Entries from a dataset
******
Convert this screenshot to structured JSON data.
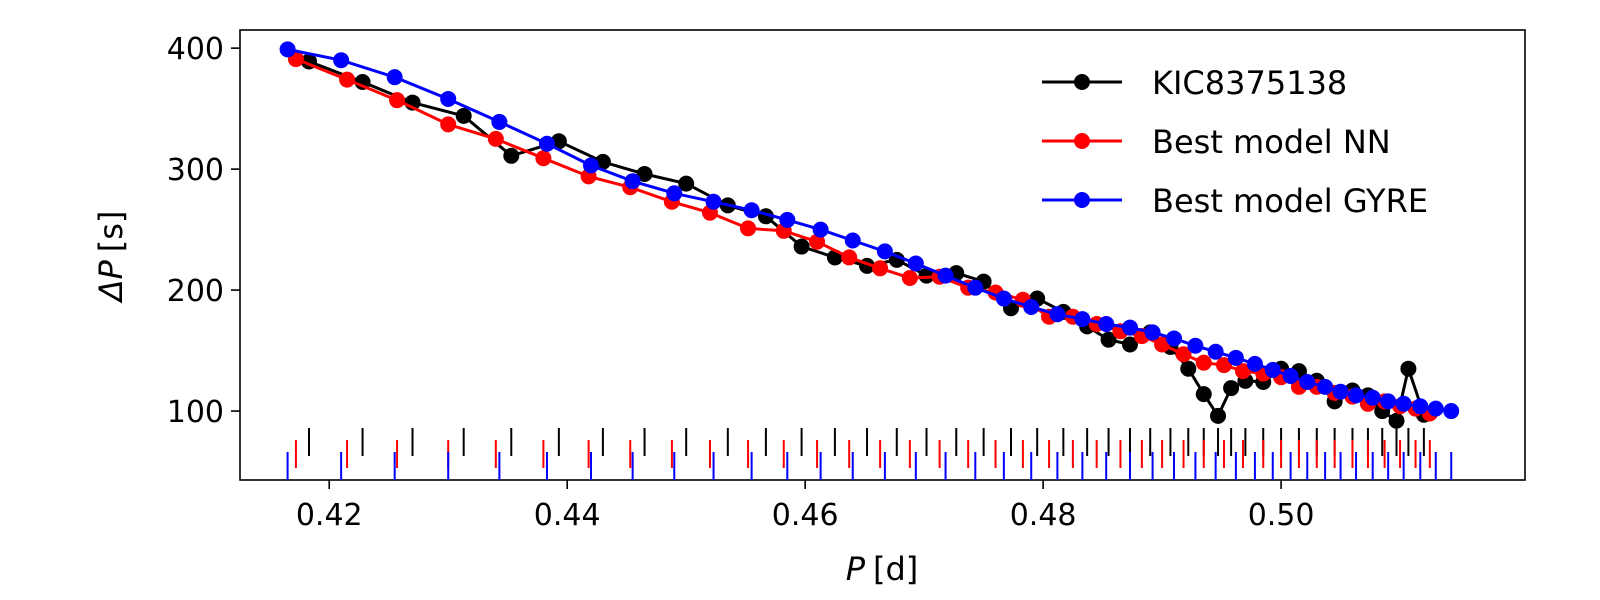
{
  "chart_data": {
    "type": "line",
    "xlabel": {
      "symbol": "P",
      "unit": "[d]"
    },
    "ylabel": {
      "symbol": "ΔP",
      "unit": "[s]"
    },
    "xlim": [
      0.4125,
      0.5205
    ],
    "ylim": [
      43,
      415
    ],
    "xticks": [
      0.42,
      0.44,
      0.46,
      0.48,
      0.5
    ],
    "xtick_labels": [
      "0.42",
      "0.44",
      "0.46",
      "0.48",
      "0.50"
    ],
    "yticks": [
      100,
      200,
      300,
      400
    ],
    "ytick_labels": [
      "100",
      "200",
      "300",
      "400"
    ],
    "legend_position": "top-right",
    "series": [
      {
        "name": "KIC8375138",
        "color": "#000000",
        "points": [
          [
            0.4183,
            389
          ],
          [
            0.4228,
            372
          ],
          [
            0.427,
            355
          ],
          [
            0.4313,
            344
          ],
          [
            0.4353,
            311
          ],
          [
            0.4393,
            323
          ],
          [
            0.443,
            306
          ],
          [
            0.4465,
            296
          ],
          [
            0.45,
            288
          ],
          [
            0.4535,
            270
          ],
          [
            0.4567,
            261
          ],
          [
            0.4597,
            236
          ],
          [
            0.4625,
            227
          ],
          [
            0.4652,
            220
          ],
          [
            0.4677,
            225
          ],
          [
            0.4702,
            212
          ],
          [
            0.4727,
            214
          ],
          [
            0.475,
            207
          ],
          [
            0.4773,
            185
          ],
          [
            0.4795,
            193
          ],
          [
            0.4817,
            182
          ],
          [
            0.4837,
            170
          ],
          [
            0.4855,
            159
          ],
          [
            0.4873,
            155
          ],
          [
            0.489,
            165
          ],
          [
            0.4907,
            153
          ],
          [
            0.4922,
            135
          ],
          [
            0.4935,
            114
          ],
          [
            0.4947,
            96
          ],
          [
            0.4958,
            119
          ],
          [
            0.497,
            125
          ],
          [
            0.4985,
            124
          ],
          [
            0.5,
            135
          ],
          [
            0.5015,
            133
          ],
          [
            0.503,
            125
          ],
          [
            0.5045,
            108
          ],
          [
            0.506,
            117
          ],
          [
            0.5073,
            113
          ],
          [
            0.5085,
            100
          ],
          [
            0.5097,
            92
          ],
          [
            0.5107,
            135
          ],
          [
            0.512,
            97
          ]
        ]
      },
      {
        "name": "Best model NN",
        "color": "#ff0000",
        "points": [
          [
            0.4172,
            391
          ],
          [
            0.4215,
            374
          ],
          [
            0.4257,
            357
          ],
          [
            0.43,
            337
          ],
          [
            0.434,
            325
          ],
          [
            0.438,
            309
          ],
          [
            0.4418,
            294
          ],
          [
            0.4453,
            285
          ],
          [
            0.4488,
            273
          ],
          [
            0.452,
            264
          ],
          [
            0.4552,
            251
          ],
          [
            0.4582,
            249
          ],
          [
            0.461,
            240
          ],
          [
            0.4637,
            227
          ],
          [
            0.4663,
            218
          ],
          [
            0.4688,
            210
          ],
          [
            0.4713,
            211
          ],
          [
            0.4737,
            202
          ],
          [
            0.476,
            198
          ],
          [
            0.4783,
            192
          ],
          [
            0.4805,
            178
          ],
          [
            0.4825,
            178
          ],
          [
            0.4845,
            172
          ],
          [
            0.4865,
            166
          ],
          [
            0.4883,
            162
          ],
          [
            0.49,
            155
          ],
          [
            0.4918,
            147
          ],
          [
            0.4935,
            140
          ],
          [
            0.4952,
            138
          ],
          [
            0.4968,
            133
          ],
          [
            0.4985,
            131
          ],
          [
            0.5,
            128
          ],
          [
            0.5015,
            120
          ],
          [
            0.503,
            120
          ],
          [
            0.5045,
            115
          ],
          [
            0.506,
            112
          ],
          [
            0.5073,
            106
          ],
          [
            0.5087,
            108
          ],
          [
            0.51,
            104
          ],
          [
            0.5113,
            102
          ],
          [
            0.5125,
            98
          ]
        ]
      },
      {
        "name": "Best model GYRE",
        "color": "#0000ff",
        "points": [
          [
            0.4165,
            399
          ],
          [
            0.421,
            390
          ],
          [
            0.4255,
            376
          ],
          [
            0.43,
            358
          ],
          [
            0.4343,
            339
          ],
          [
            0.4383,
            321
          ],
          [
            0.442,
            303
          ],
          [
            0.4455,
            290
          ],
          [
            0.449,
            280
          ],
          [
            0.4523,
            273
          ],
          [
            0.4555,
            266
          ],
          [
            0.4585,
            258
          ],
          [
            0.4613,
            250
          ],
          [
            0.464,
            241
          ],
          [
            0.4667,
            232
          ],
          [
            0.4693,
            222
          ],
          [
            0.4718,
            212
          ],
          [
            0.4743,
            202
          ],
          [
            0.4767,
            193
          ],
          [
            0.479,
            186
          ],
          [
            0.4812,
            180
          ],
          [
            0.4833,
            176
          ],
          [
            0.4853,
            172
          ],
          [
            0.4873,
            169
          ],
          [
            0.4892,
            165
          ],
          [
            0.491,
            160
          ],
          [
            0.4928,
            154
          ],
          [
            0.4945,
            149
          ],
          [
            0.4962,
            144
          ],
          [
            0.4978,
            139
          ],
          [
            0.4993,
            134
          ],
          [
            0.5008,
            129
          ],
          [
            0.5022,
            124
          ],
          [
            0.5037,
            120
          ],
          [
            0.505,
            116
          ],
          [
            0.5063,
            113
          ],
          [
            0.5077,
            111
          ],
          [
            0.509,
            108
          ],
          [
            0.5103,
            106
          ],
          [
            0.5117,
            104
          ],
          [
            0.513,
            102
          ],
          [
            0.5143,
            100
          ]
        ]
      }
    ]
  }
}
******
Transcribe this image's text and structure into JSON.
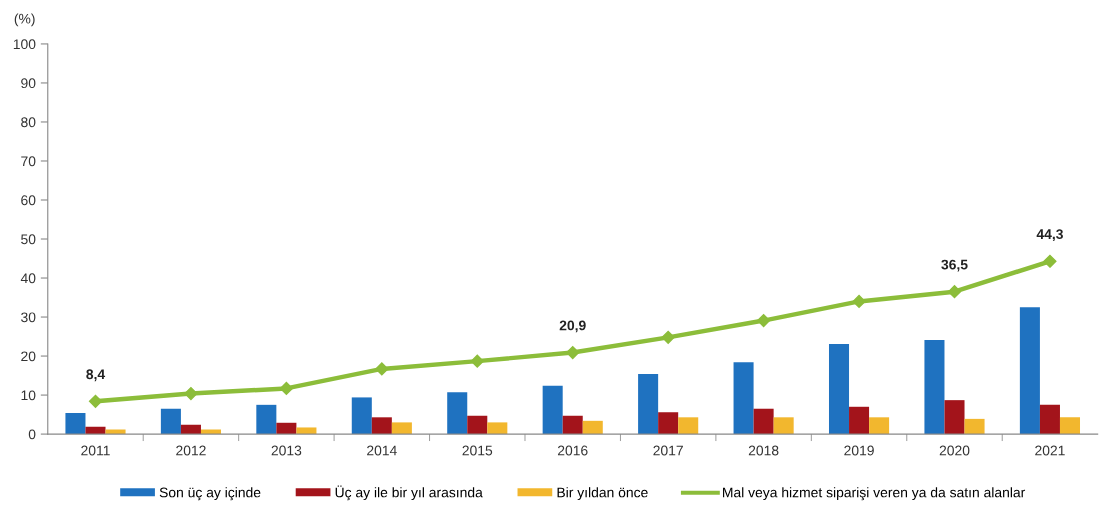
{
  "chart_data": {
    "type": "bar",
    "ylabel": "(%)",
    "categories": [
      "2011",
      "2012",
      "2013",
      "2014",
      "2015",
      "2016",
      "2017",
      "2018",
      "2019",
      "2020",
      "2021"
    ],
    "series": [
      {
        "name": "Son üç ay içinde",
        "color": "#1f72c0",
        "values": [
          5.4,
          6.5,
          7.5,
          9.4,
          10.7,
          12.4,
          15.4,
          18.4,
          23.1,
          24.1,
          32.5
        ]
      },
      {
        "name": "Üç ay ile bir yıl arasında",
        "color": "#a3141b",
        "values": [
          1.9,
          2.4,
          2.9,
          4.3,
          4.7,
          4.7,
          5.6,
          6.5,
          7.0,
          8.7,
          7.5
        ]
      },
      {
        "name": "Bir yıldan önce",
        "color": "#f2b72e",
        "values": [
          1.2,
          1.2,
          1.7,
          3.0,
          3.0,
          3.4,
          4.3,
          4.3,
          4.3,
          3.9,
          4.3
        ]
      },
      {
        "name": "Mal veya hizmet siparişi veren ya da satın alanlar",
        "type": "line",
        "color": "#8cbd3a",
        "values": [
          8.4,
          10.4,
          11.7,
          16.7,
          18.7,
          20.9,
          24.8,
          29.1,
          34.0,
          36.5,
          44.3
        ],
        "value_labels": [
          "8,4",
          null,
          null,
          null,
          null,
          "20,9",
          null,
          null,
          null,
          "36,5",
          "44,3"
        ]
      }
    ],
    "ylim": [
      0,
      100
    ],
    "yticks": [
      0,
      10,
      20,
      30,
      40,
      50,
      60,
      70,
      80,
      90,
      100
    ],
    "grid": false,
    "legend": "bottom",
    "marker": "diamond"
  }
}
******
▸ Task goal: State, as a number only, how many lines in the entries include "color".

▸ Response to this task: 7